• **DIRECTIONS FOR THIS TASK**:
All material below is to be reproduced exactly.

★ ★ ★ ★

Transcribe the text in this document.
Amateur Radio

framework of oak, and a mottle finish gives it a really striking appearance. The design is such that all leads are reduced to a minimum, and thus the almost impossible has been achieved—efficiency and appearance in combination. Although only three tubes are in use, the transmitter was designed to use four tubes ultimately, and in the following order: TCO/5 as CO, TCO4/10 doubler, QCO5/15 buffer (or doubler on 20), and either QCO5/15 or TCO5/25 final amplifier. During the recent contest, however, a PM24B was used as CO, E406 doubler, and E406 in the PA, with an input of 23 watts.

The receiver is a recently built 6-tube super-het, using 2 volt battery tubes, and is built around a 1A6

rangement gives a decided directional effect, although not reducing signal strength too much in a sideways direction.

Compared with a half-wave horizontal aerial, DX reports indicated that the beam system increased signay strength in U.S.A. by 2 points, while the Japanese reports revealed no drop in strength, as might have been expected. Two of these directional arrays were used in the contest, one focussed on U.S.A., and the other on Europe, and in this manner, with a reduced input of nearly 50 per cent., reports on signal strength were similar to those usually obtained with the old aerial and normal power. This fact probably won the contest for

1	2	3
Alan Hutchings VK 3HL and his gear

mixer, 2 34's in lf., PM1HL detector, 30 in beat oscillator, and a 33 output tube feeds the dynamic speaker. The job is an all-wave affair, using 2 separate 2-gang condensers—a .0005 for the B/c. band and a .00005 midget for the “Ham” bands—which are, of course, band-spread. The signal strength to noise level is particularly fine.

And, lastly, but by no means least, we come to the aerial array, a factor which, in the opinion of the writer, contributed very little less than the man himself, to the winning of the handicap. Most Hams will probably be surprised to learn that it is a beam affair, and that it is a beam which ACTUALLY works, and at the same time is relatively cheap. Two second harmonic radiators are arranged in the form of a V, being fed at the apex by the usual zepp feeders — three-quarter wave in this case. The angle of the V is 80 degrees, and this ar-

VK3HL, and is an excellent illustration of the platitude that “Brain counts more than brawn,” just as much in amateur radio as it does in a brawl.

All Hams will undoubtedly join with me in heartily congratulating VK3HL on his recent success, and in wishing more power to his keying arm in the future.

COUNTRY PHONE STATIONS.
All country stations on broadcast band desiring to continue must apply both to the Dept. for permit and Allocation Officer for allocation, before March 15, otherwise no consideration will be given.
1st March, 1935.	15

★ ★ ★ ★

• **RESPONSE TO THIS EXERCISE**:
Transcribe the text in this document.
Amateur Radio

framework of oak, and a mottle finish gives it a really striking appearance. The design is such that all leads are reduced to a minimum, and thus the almost impossible has been achieved—efficiency and appearance in combination. Although only three tubes are in use, the transmitter was designed to use four tubes ultimately, and in the following order: TCO/5 as CO, TCO4/10 doubler, QCO5/15 buffer (or doubler on 20), and either QCO5/15 or TCO5/25 final amplifier. During the recent contest, however, a PM24B was used as CO, E406 doubler, and E406 in the PA, with an input of 23 watts.

The receiver is a recently built 6-tube super-het, using 2 volt battery tubes, and is built around a 1A6

rangement gives a decided directional effect, although not reducing signal strength too much in a sideways direction.

Compared with a half-wave horizontal aerial, DX reports indicated that the beam system increased signay strength in U.S.A. by 2 points, while the Japanese reports revealed no drop in strength, as might have been expected. Two of these directional arrays were used in the contest, one focussed on U.S.A., and the other on Europe, and in this manner, with a reduced input of nearly 50 per cent., reports on signal strength were similar to those usually obtained with the old aerial and normal power. This fact probably won the contest for

1	2	3
Alan Hutchings VK 3HL and his gear

mixer, 2 34's in lf., PM1HL detector, 30 in beat oscillator, and a 33 output tube feeds the dynamic speaker. The job is an all-wave affair, using 2 separate 2-gang condensers—a .0005 for the B/c. band and a .00005 midget for the “Ham” bands—which are, of course, band-spread. The signal strength to noise level is particularly fine.

And, lastly, but by no means least, we come to the aerial array, a factor which, in the opinion of the writer, contributed very little less than the man himself, to the winning of the handicap. Most Hams will probably be surprised to learn that it is a beam affair, and that it is a beam which ACTUALLY works, and at the same time is relatively cheap. Two second harmonic radiators are arranged in the form of a V, being fed at the apex by the usual zepp feeders — three-quarter wave in this case. The angle of the V is 80 degrees, and this ar-

VK3HL, and is an excellent illustration of the platitude that “Brain counts more than brawn,” just as much in amateur radio as it does in a brawl.

All Hams will undoubtedly join with me in heartily congratulating VK3HL on his recent success, and in wishing more power to his keying arm in the future.

COUNTRY PHONE STATIONS.
All country stations on broadcast band desiring to continue must apply both to the Dept. for permit and Allocation Officer for allocation, before March 15, otherwise no consideration will be given.
1st March, 1935.	15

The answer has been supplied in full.